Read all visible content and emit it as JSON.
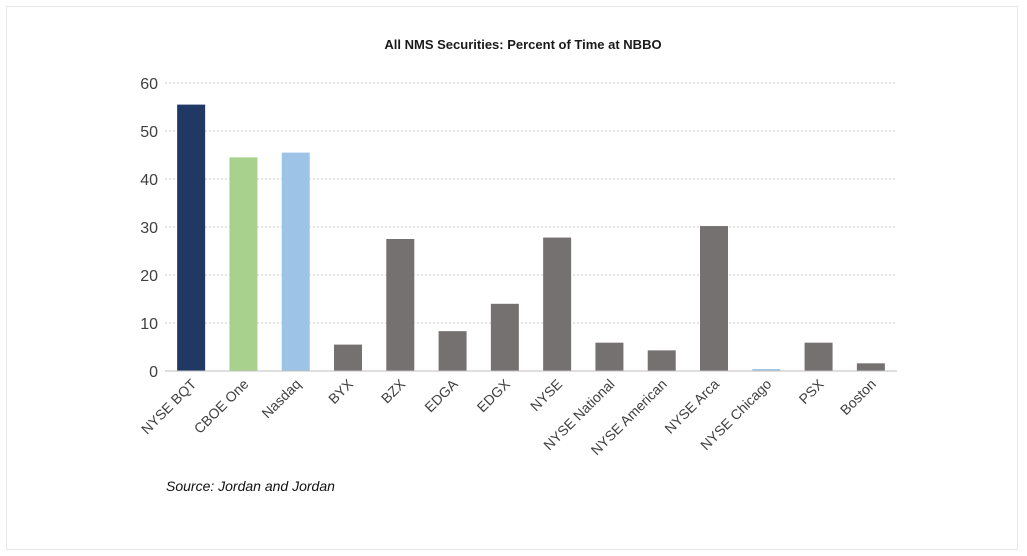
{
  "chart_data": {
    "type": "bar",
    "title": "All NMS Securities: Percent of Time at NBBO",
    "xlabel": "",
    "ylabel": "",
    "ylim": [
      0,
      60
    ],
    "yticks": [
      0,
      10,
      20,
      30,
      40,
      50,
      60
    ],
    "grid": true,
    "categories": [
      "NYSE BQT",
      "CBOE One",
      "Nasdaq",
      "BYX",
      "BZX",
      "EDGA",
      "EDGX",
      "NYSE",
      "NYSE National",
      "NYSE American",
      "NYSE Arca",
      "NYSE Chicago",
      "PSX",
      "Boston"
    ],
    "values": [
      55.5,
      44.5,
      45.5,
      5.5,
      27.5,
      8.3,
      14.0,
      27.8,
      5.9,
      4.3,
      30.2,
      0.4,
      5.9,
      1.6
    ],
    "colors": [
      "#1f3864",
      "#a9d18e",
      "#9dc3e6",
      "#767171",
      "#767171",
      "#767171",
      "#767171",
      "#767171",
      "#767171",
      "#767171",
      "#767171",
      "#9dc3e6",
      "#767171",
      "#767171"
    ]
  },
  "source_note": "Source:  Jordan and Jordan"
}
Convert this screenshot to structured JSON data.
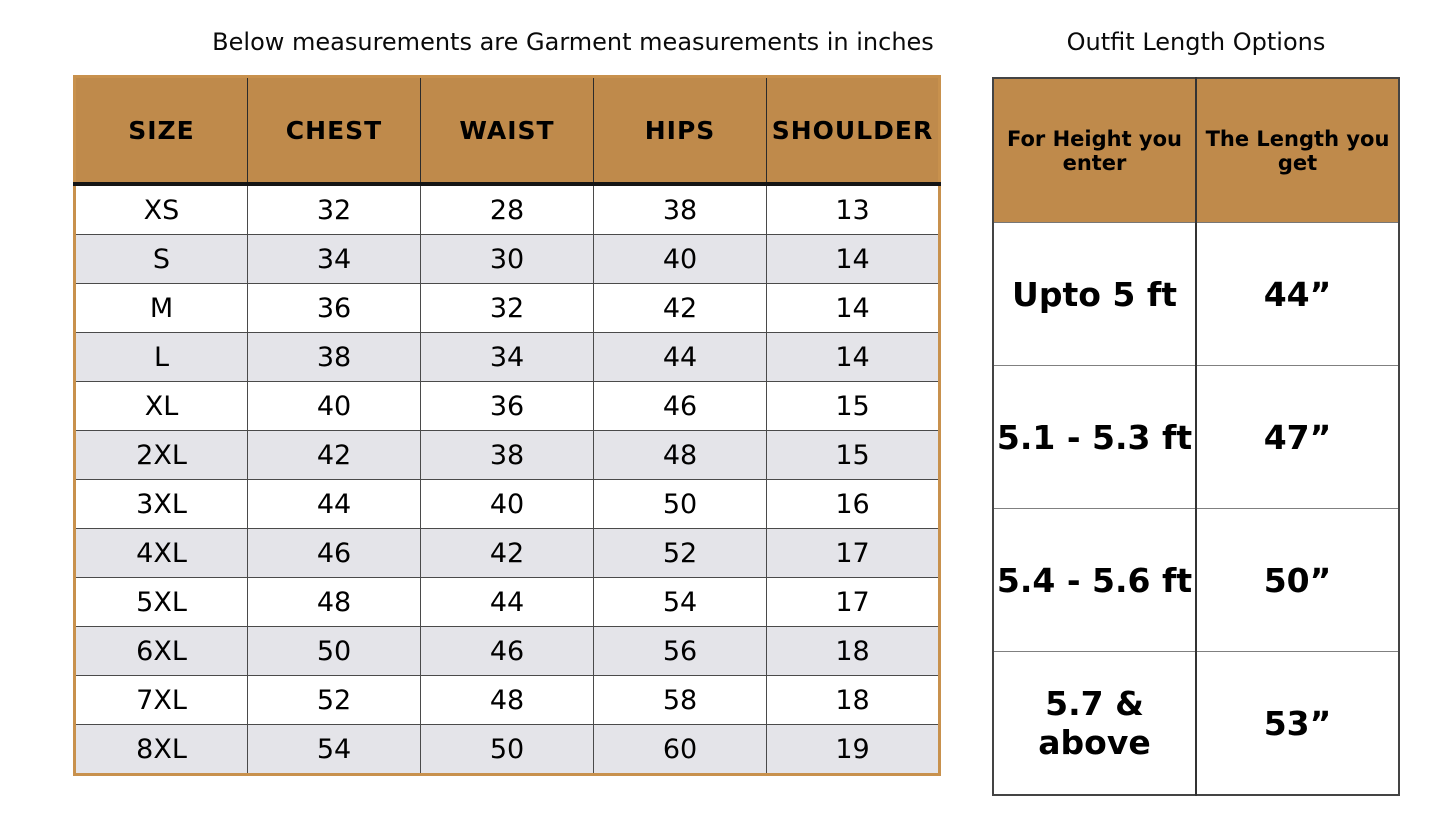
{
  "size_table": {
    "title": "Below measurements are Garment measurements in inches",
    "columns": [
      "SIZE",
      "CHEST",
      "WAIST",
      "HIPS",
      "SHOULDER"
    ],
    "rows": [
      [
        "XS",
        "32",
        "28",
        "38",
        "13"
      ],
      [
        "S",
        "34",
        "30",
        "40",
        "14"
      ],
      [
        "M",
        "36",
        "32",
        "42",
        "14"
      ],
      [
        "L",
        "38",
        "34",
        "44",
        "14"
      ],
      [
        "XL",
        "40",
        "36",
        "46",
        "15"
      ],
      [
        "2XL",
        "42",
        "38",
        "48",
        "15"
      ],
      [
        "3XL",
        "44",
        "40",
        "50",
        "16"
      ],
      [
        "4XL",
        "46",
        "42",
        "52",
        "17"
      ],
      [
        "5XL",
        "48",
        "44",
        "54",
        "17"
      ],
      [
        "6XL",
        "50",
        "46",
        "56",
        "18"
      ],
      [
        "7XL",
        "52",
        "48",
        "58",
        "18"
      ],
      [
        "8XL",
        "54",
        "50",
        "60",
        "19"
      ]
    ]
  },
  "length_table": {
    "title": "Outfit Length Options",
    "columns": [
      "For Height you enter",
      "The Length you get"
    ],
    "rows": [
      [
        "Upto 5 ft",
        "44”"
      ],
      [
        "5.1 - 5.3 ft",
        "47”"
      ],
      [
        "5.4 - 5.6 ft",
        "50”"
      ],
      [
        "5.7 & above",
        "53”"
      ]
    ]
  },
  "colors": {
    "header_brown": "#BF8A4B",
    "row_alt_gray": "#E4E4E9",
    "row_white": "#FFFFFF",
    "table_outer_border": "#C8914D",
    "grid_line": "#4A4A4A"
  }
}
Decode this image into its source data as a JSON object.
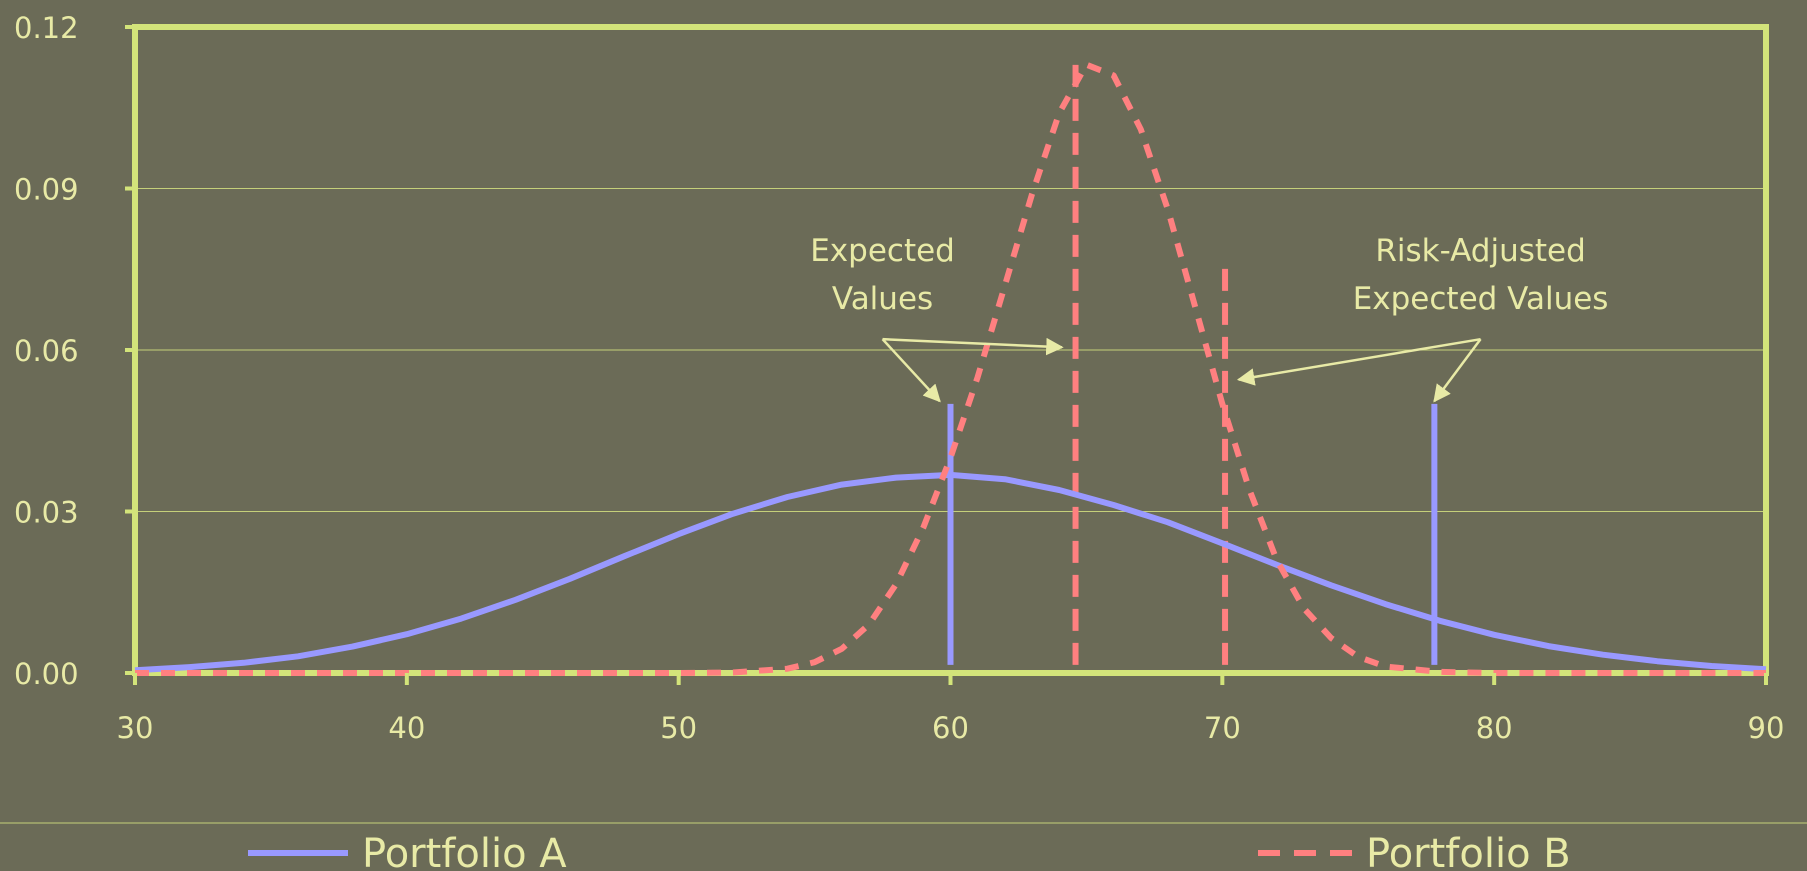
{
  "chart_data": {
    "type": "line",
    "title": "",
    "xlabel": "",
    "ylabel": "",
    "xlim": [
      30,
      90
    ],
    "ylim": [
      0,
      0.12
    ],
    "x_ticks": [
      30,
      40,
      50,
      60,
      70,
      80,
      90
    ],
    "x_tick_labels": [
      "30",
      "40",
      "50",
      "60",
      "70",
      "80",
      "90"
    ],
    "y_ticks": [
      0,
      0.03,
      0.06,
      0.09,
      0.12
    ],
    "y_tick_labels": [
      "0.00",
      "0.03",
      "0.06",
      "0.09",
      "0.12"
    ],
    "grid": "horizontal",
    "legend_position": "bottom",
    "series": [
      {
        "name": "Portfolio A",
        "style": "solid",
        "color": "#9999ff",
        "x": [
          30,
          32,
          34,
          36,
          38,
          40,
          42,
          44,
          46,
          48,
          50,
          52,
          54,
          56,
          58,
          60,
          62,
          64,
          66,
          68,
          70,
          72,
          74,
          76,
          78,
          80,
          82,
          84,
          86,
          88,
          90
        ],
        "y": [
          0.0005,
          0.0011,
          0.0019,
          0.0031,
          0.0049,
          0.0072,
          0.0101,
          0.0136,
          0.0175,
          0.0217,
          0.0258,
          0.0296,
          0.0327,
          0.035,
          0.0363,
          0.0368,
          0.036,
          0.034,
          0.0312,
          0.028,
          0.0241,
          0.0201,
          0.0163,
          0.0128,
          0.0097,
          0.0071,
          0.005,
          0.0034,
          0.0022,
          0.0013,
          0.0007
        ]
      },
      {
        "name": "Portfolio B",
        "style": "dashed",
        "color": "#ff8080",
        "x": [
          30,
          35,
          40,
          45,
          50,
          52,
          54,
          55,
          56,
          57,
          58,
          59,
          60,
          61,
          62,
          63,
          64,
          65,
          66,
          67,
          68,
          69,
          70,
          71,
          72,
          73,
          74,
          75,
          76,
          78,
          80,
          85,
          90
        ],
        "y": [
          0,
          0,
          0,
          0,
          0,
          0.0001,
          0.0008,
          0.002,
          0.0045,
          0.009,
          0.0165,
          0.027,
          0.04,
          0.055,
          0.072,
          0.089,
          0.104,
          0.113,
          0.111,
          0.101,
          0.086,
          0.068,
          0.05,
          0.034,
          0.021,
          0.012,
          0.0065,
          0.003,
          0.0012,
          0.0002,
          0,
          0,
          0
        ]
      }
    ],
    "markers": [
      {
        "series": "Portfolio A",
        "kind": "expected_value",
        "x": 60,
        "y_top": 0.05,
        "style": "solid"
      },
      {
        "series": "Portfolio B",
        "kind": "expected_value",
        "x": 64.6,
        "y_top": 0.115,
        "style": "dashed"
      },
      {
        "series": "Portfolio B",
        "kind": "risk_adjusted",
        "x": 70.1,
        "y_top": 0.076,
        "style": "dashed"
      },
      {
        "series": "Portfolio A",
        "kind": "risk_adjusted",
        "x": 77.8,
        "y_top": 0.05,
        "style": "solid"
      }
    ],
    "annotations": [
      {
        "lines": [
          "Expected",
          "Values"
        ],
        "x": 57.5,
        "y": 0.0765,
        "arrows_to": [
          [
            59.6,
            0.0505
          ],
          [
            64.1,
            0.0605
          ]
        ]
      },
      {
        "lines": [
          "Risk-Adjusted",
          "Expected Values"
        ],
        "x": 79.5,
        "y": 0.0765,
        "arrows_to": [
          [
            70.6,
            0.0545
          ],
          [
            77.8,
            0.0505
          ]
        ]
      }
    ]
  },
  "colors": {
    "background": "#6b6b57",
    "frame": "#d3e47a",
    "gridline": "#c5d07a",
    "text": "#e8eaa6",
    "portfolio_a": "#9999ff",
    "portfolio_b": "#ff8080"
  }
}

*Set problem*
Copy every line of the data word for word, omitting the images.

*Completed exercise*
Read all visible content and emit it as JSON.
{
  "chart_data": {
    "type": "bar",
    "title": "All NMS Securities: Percent of Time at NBBO",
    "xlabel": "",
    "ylabel": "",
    "ylim": [
      0,
      60
    ],
    "yticks": [
      0,
      10,
      20,
      30,
      40,
      50,
      60
    ],
    "grid": true,
    "categories": [
      "NYSE BQT",
      "CBOE One",
      "Nasdaq",
      "BYX",
      "BZX",
      "EDGA",
      "EDGX",
      "NYSE",
      "NYSE National",
      "NYSE American",
      "NYSE Arca",
      "NYSE Chicago",
      "PSX",
      "Boston"
    ],
    "values": [
      55.5,
      44.5,
      45.5,
      5.5,
      27.5,
      8.3,
      14.0,
      27.8,
      5.9,
      4.3,
      30.2,
      0.4,
      5.9,
      1.6
    ],
    "colors": [
      "#1f3864",
      "#a9d18e",
      "#9dc3e6",
      "#767171",
      "#767171",
      "#767171",
      "#767171",
      "#767171",
      "#767171",
      "#767171",
      "#767171",
      "#9dc3e6",
      "#767171",
      "#767171"
    ]
  },
  "source_note": "Source:  Jordan and Jordan"
}
Convert this screenshot to structured JSON data.
{
  "size_table": {
    "title": "Below measurements are Garment measurements in inches",
    "columns": [
      "SIZE",
      "CHEST",
      "WAIST",
      "HIPS",
      "SHOULDER"
    ],
    "rows": [
      [
        "XS",
        "32",
        "28",
        "38",
        "13"
      ],
      [
        "S",
        "34",
        "30",
        "40",
        "14"
      ],
      [
        "M",
        "36",
        "32",
        "42",
        "14"
      ],
      [
        "L",
        "38",
        "34",
        "44",
        "14"
      ],
      [
        "XL",
        "40",
        "36",
        "46",
        "15"
      ],
      [
        "2XL",
        "42",
        "38",
        "48",
        "15"
      ],
      [
        "3XL",
        "44",
        "40",
        "50",
        "16"
      ],
      [
        "4XL",
        "46",
        "42",
        "52",
        "17"
      ],
      [
        "5XL",
        "48",
        "44",
        "54",
        "17"
      ],
      [
        "6XL",
        "50",
        "46",
        "56",
        "18"
      ],
      [
        "7XL",
        "52",
        "48",
        "58",
        "18"
      ],
      [
        "8XL",
        "54",
        "50",
        "60",
        "19"
      ]
    ]
  },
  "length_table": {
    "title": "Outfit Length Options",
    "columns": [
      "For Height you enter",
      "The Length you get"
    ],
    "rows": [
      [
        "Upto 5 ft",
        "44”"
      ],
      [
        "5.1 - 5.3 ft",
        "47”"
      ],
      [
        "5.4 - 5.6 ft",
        "50”"
      ],
      [
        "5.7 & above",
        "53”"
      ]
    ]
  },
  "colors": {
    "header_brown": "#BF8A4B",
    "row_alt_gray": "#E4E4E9",
    "row_white": "#FFFFFF",
    "table_outer_border": "#C8914D",
    "grid_line": "#4A4A4A"
  }
}
Decode this image into its source data as a JSON object.
{
  "chart_data": {
    "type": "line",
    "title": "",
    "xlabel": "",
    "ylabel": "",
    "xlim": [
      30,
      90
    ],
    "ylim": [
      0,
      0.12
    ],
    "x_ticks": [
      30,
      40,
      50,
      60,
      70,
      80,
      90
    ],
    "x_tick_labels": [
      "30",
      "40",
      "50",
      "60",
      "70",
      "80",
      "90"
    ],
    "y_ticks": [
      0,
      0.03,
      0.06,
      0.09,
      0.12
    ],
    "y_tick_labels": [
      "0.00",
      "0.03",
      "0.06",
      "0.09",
      "0.12"
    ],
    "grid": "horizontal",
    "legend_position": "bottom",
    "series": [
      {
        "name": "Portfolio A",
        "style": "solid",
        "color": "#9999ff",
        "x": [
          30,
          32,
          34,
          36,
          38,
          40,
          42,
          44,
          46,
          48,
          50,
          52,
          54,
          56,
          58,
          60,
          62,
          64,
          66,
          68,
          70,
          72,
          74,
          76,
          78,
          80,
          82,
          84,
          86,
          88,
          90
        ],
        "y": [
          0.0005,
          0.0011,
          0.0019,
          0.0031,
          0.0049,
          0.0072,
          0.0101,
          0.0136,
          0.0175,
          0.0217,
          0.0258,
          0.0296,
          0.0327,
          0.035,
          0.0363,
          0.0368,
          0.036,
          0.034,
          0.0312,
          0.028,
          0.0241,
          0.0201,
          0.0163,
          0.0128,
          0.0097,
          0.0071,
          0.005,
          0.0034,
          0.0022,
          0.0013,
          0.0007
        ]
      },
      {
        "name": "Portfolio B",
        "style": "dashed",
        "color": "#ff8080",
        "x": [
          30,
          35,
          40,
          45,
          50,
          52,
          54,
          55,
          56,
          57,
          58,
          59,
          60,
          61,
          62,
          63,
          64,
          65,
          66,
          67,
          68,
          69,
          70,
          71,
          72,
          73,
          74,
          75,
          76,
          78,
          80,
          85,
          90
        ],
        "y": [
          0,
          0,
          0,
          0,
          0,
          0.0001,
          0.0008,
          0.002,
          0.0045,
          0.009,
          0.0165,
          0.027,
          0.04,
          0.055,
          0.072,
          0.089,
          0.104,
          0.113,
          0.111,
          0.101,
          0.086,
          0.068,
          0.05,
          0.034,
          0.021,
          0.012,
          0.0065,
          0.003,
          0.0012,
          0.0002,
          0,
          0,
          0
        ]
      }
    ],
    "markers": [
      {
        "series": "Portfolio A",
        "kind": "expected_value",
        "x": 60,
        "y_top": 0.05,
        "style": "solid"
      },
      {
        "series": "Portfolio B",
        "kind": "expected_value",
        "x": 64.6,
        "y_top": 0.115,
        "style": "dashed"
      },
      {
        "series": "Portfolio B",
        "kind": "risk_adjusted",
        "x": 70.1,
        "y_top": 0.076,
        "style": "dashed"
      },
      {
        "series": "Portfolio A",
        "kind": "risk_adjusted",
        "x": 77.8,
        "y_top": 0.05,
        "style": "solid"
      }
    ],
    "annotations": [
      {
        "lines": [
          "Expected",
          "Values"
        ],
        "x": 57.5,
        "y": 0.0765,
        "arrows_to": [
          [
            59.6,
            0.0505
          ],
          [
            64.1,
            0.0605
          ]
        ]
      },
      {
        "lines": [
          "Risk-Adjusted",
          "Expected Values"
        ],
        "x": 79.5,
        "y": 0.0765,
        "arrows_to": [
          [
            70.6,
            0.0545
          ],
          [
            77.8,
            0.0505
          ]
        ]
      }
    ]
  },
  "colors": {
    "background": "#6b6b57",
    "frame": "#d3e47a",
    "gridline": "#c5d07a",
    "text": "#e8eaa6",
    "portfolio_a": "#9999ff",
    "portfolio_b": "#ff8080"
  }
}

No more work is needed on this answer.